--- Begin Data for the task ---
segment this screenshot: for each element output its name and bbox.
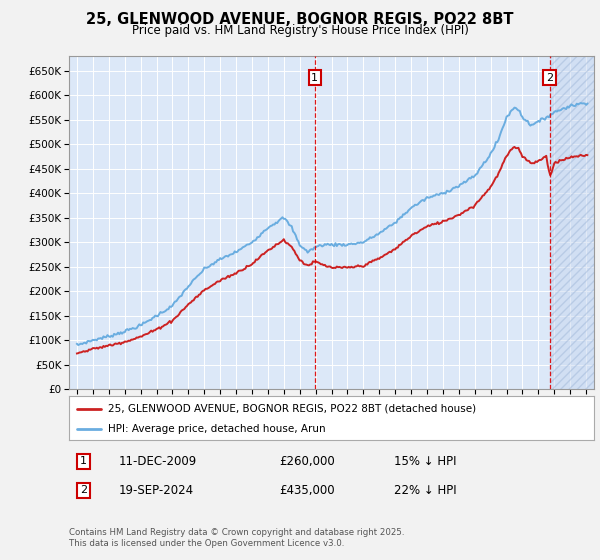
Text: 25, GLENWOOD AVENUE, BOGNOR REGIS, PO22 8BT: 25, GLENWOOD AVENUE, BOGNOR REGIS, PO22 …: [86, 12, 514, 27]
Text: 11-DEC-2009: 11-DEC-2009: [119, 455, 197, 468]
Text: 25, GLENWOOD AVENUE, BOGNOR REGIS, PO22 8BT (detached house): 25, GLENWOOD AVENUE, BOGNOR REGIS, PO22 …: [109, 404, 476, 413]
Bar: [550, 56, 594, 389]
Text: £435,000: £435,000: [279, 484, 335, 497]
Text: 2: 2: [80, 486, 87, 496]
Text: 22% ↓ HPI: 22% ↓ HPI: [395, 484, 457, 497]
Bar: [550, 56, 594, 389]
Text: 15% ↓ HPI: 15% ↓ HPI: [395, 455, 457, 468]
Text: Contains HM Land Registry data © Crown copyright and database right 2025.
This d: Contains HM Land Registry data © Crown c…: [69, 528, 404, 548]
Text: 19-SEP-2024: 19-SEP-2024: [119, 484, 194, 497]
Text: £260,000: £260,000: [279, 455, 335, 468]
Text: Price paid vs. HM Land Registry's House Price Index (HPI): Price paid vs. HM Land Registry's House …: [131, 24, 469, 36]
Text: 1: 1: [80, 456, 87, 466]
Text: 2: 2: [546, 73, 553, 83]
Text: HPI: Average price, detached house, Arun: HPI: Average price, detached house, Arun: [109, 424, 326, 434]
Text: 1: 1: [311, 73, 318, 83]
--- End Data for the task ---
■ What to work on
Edit the records so that each "detached house" becomes "semi-detached house", keeping every other part unchanged. Leave the pictures out of your answer.

■ Full response
segment this screenshot: for each element output its name and bbox.
Text: 25, GLENWOOD AVENUE, BOGNOR REGIS, PO22 8BT: 25, GLENWOOD AVENUE, BOGNOR REGIS, PO22 …: [86, 12, 514, 27]
Text: 11-DEC-2009: 11-DEC-2009: [119, 455, 197, 468]
Text: 25, GLENWOOD AVENUE, BOGNOR REGIS, PO22 8BT (semi-detached house): 25, GLENWOOD AVENUE, BOGNOR REGIS, PO22 …: [109, 404, 476, 413]
Bar: [550, 56, 594, 389]
Text: £435,000: £435,000: [279, 484, 335, 497]
Text: 2: 2: [80, 486, 87, 496]
Text: 22% ↓ HPI: 22% ↓ HPI: [395, 484, 457, 497]
Bar: [550, 56, 594, 389]
Text: 15% ↓ HPI: 15% ↓ HPI: [395, 455, 457, 468]
Text: Contains HM Land Registry data © Crown copyright and database right 2025.
This d: Contains HM Land Registry data © Crown c…: [69, 528, 404, 548]
Text: 19-SEP-2024: 19-SEP-2024: [119, 484, 194, 497]
Text: £260,000: £260,000: [279, 455, 335, 468]
Text: Price paid vs. HM Land Registry's House Price Index (HPI): Price paid vs. HM Land Registry's House …: [131, 24, 469, 36]
Text: 1: 1: [80, 456, 87, 466]
Text: 2: 2: [546, 73, 553, 83]
Text: HPI: Average price, semi-detached house, Arun: HPI: Average price, semi-detached house, Arun: [109, 424, 326, 434]
Text: 1: 1: [311, 73, 318, 83]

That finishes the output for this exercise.